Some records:
========

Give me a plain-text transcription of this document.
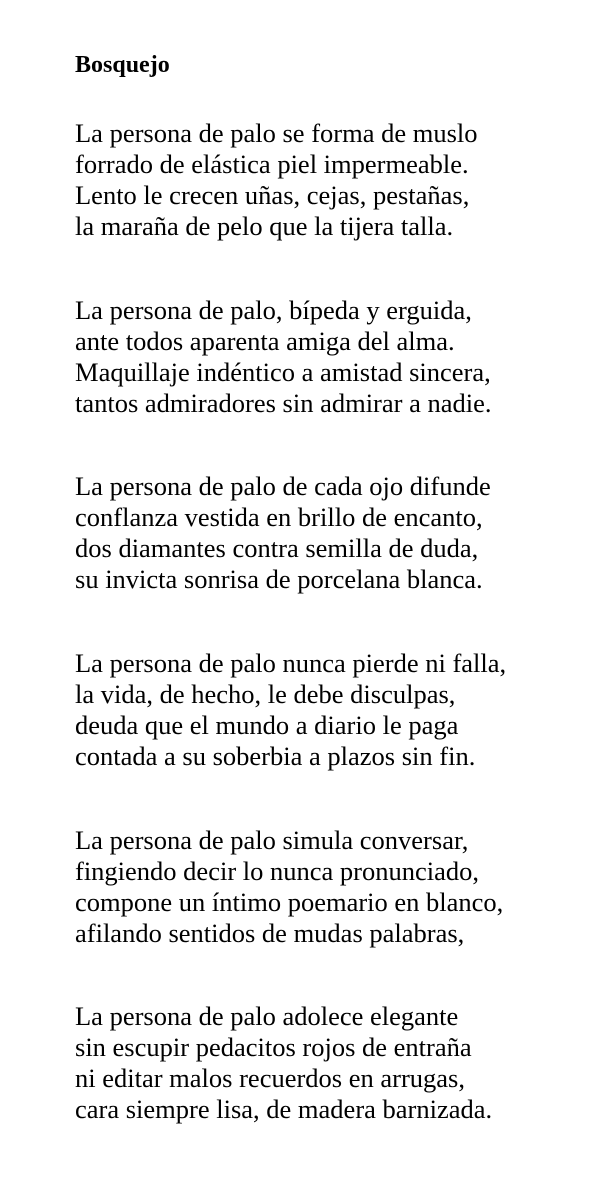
Bosquejo
La persona de palo se forma de muslo
forrado de elástica piel impermeable.
Lento le crecen uñas, cejas, pestañas,
la maraña de pelo que la tijera talla.
La persona de palo, bípeda y erguida,
ante todos aparenta amiga del alma.
Maquillaje indéntico a amistad sincera,
tantos admiradores sin admirar a nadie.
La persona de palo de cada ojo difunde
conflanza vestida en brillo de encanto,
dos diamantes contra semilla de duda,
su invicta sonrisa de porcelana blanca.
La persona de palo nunca pierde ni falla,
la vida, de hecho, le debe disculpas,
deuda que el mundo a diario le paga
contada a su soberbia a plazos sin fin.
La persona de palo simula conversar,
fingiendo decir lo nunca pronunciado,
compone un íntimo poemario en blanco,
afilando sentidos de mudas palabras,
La persona de palo adolece elegante
sin escupir pedacitos rojos de entraña
ni editar malos recuerdos en arrugas,
cara siempre lisa, de madera barnizada.
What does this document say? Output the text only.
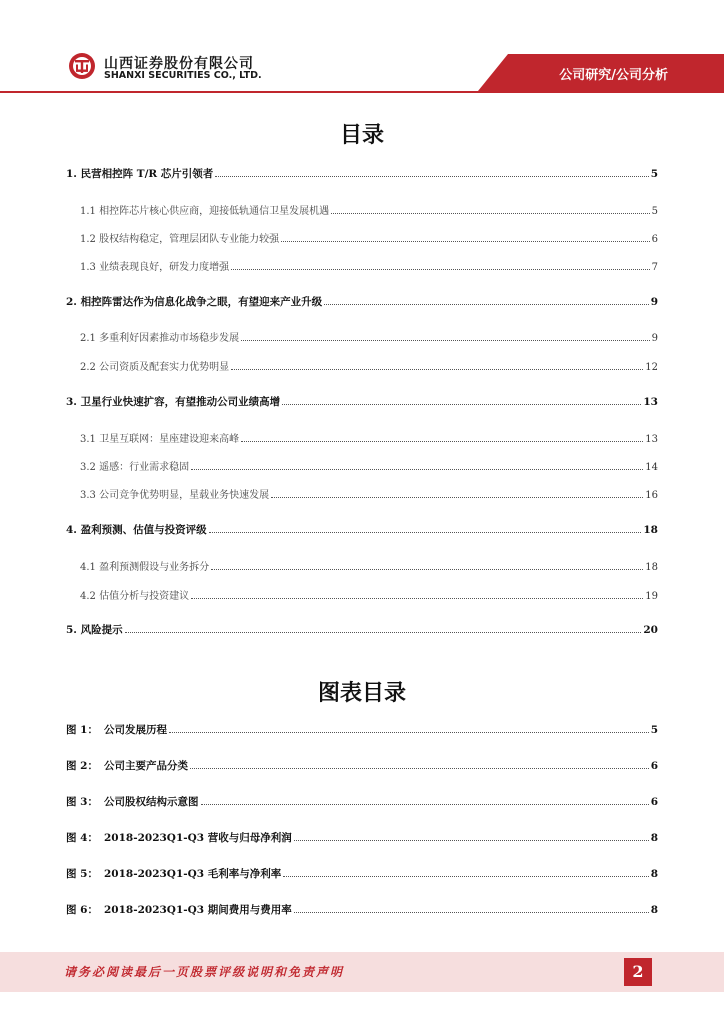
山西证券股份有限公司
SHANXI SECURITIES CO., LTD.	公司研究/公司分析
目录
1. 民营相控阵 T/R 芯片引领者	5
1.1 相控阵芯片核心供应商，迎接低轨通信卫星发展机遇	5
1.2 股权结构稳定，管理层团队专业能力较强	6
1.3 业绩表现良好，研发力度增强	7
2. 相控阵雷达作为信息化战争之眼，有望迎来产业升级	9
2.1 多重利好因素推动市场稳步发展	9
2.2 公司资质及配套实力优势明显	12
3. 卫星行业快速扩容，有望推动公司业绩高增	13
3.1 卫星互联网：星座建设迎来高峰	13
3.2 遥感：行业需求稳固	14
3.3 公司竞争优势明显，星载业务快速发展	16
4. 盈利预测、估值与投资评级	18
4.1 盈利预测假设与业务拆分	18
4.2 估值分析与投资建议	19
5. 风险提示	20
图表目录
图 1： 公司发展历程	5
图 2： 公司主要产品分类	6
图 3： 公司股权结构示意图	6
图 4： 2018-2023Q1-Q3 营收与归母净利润	8
图 5： 2018-2023Q1-Q3 毛利率与净利率	8
图 6： 2018-2023Q1-Q3 期间费用与费用率	8
请务必阅读最后一页股票评级说明和免责声明	2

========

**Stated goal**:
From the material above, copy everything exactly but the pictures.

**Response**:
Give me a plain-text transcription of this document.
Bosquejo
La persona de palo se forma de muslo
forrado de elástica piel impermeable.
Lento le crecen uñas, cejas, pestañas,
la maraña de pelo que la tijera talla.
La persona de palo, bípeda y erguida,
ante todos aparenta amiga del alma.
Maquillaje indéntico a amistad sincera,
tantos admiradores sin admirar a nadie.
La persona de palo de cada ojo difunde
conflanza vestida en brillo de encanto,
dos diamantes contra semilla de duda,
su invicta sonrisa de porcelana blanca.
La persona de palo nunca pierde ni falla,
la vida, de hecho, le debe disculpas,
deuda que el mundo a diario le paga
contada a su soberbia a plazos sin fin.
La persona de palo simula conversar,
fingiendo decir lo nunca pronunciado,
compone un íntimo poemario en blanco,
afilando sentidos de mudas palabras,
La persona de palo adolece elegante
sin escupir pedacitos rojos de entraña
ni editar malos recuerdos en arrugas,
cara siempre lisa, de madera barnizada.
What does this document say? Output the text only.
山西证券股份有限公司
SHANXI SECURITIES CO., LTD.	公司研究/公司分析
目录
1. 民营相控阵 T/R 芯片引领者	5
1.1 相控阵芯片核心供应商，迎接低轨通信卫星发展机遇	5
1.2 股权结构稳定，管理层团队专业能力较强	6
1.3 业绩表现良好，研发力度增强	7
2. 相控阵雷达作为信息化战争之眼，有望迎来产业升级	9
2.1 多重利好因素推动市场稳步发展	9
2.2 公司资质及配套实力优势明显	12
3. 卫星行业快速扩容，有望推动公司业绩高增	13
3.1 卫星互联网：星座建设迎来高峰	13
3.2 遥感：行业需求稳固	14
3.3 公司竞争优势明显，星载业务快速发展	16
4. 盈利预测、估值与投资评级	18
4.1 盈利预测假设与业务拆分	18
4.2 估值分析与投资建议	19
5. 风险提示	20
图表目录
图 1： 公司发展历程	5
图 2： 公司主要产品分类	6
图 3： 公司股权结构示意图	6
图 4： 2018-2023Q1-Q3 营收与归母净利润	8
图 5： 2018-2023Q1-Q3 毛利率与净利率	8
图 6： 2018-2023Q1-Q3 期间费用与费用率	8
请务必阅读最后一页股票评级说明和免责声明	2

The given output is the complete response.